Description of the task ▸ What follows is a listing; restate every line of it word for word.

Available records ▸
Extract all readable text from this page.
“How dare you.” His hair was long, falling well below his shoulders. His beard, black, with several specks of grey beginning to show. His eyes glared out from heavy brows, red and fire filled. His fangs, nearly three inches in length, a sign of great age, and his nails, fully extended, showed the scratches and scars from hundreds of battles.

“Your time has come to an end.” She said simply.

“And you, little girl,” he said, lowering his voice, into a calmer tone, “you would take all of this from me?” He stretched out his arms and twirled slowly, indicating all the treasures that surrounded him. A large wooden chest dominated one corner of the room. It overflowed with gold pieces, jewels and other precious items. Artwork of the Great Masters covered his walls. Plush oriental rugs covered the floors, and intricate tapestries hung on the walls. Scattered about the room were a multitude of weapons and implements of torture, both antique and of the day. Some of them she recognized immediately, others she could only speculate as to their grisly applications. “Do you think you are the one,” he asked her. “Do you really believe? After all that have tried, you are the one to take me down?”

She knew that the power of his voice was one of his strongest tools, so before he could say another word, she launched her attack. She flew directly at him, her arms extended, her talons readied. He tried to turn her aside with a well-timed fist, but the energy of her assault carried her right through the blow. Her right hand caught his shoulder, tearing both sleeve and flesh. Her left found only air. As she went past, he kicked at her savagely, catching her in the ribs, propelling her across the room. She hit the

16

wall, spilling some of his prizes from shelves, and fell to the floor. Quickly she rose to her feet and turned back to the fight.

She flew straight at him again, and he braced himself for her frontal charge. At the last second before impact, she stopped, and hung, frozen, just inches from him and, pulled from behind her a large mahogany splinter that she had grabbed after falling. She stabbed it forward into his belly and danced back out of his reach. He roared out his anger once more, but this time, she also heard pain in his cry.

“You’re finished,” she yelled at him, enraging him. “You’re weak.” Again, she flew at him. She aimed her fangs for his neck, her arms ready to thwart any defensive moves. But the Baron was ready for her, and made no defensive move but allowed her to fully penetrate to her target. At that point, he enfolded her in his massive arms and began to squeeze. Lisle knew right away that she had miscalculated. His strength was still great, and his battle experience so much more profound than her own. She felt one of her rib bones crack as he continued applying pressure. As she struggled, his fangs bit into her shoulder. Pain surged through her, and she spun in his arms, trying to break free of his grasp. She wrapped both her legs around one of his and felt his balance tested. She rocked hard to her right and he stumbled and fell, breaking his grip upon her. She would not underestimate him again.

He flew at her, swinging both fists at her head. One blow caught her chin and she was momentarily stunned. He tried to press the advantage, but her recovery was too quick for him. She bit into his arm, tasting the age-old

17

Solved problem ▸
Extract all readable text from this page.
“How dare you.” His hair was long, falling well below his shoulders. His beard, black, with several specks of grey beginning to show. His eyes glared out from heavy brows, red and fire filled. His fangs, nearly three inches in length, a sign of great age, and his nails, fully extended, showed the scratches and scars from hundreds of battles.

“Your time has come to an end.” She said simply.

“And you, little girl,” he said, lowering his voice, into a calmer tone, “you would take all of this from me?” He stretched out his arms and twirled slowly, indicating all the treasures that surrounded him. A large wooden chest dominated one corner of the room. It overflowed with gold pieces, jewels and other precious items. Artwork of the Great Masters covered his walls. Plush oriental rugs covered the floors, and intricate tapestries hung on the walls. Scattered about the room were a multitude of weapons and implements of torture, both antique and of the day. Some of them she recognized immediately, others she could only speculate as to their grisly applications. “Do you think you are the one,” he asked her. “Do you really believe? After all that have tried, you are the one to take me down?”

She knew that the power of his voice was one of his strongest tools, so before he could say another word, she launched her attack. She flew directly at him, her arms extended, her talons readied. He tried to turn her aside with a well-timed fist, but the energy of her assault carried her right through the blow. Her right hand caught his shoulder, tearing both sleeve and flesh. Her left found only air. As she went past, he kicked at her savagely, catching her in the ribs, propelling her across the room. She hit the

16

wall, spilling some of his prizes from shelves, and fell to the floor. Quickly she rose to her feet and turned back to the fight.

She flew straight at him again, and he braced himself for her frontal charge. At the last second before impact, she stopped, and hung, frozen, just inches from him and, pulled from behind her a large mahogany splinter that she had grabbed after falling. She stabbed it forward into his belly and danced back out of his reach. He roared out his anger once more, but this time, she also heard pain in his cry.

“You’re finished,” she yelled at him, enraging him. “You’re weak.” Again, she flew at him. She aimed her fangs for his neck, her arms ready to thwart any defensive moves. But the Baron was ready for her, and made no defensive move but allowed her to fully penetrate to her target. At that point, he enfolded her in his massive arms and began to squeeze. Lisle knew right away that she had miscalculated. His strength was still great, and his battle experience so much more profound than her own. She felt one of her rib bones crack as he continued applying pressure. As she struggled, his fangs bit into her shoulder. Pain surged through her, and she spun in his arms, trying to break free of his grasp. She wrapped both her legs around one of his and felt his balance tested. She rocked hard to her right and he stumbled and fell, breaking his grip upon her. She would not underestimate him again.

He flew at her, swinging both fists at her head. One blow caught her chin and she was momentarily stunned. He tried to press the advantage, but her recovery was too quick for him. She bit into his arm, tasting the age-old

17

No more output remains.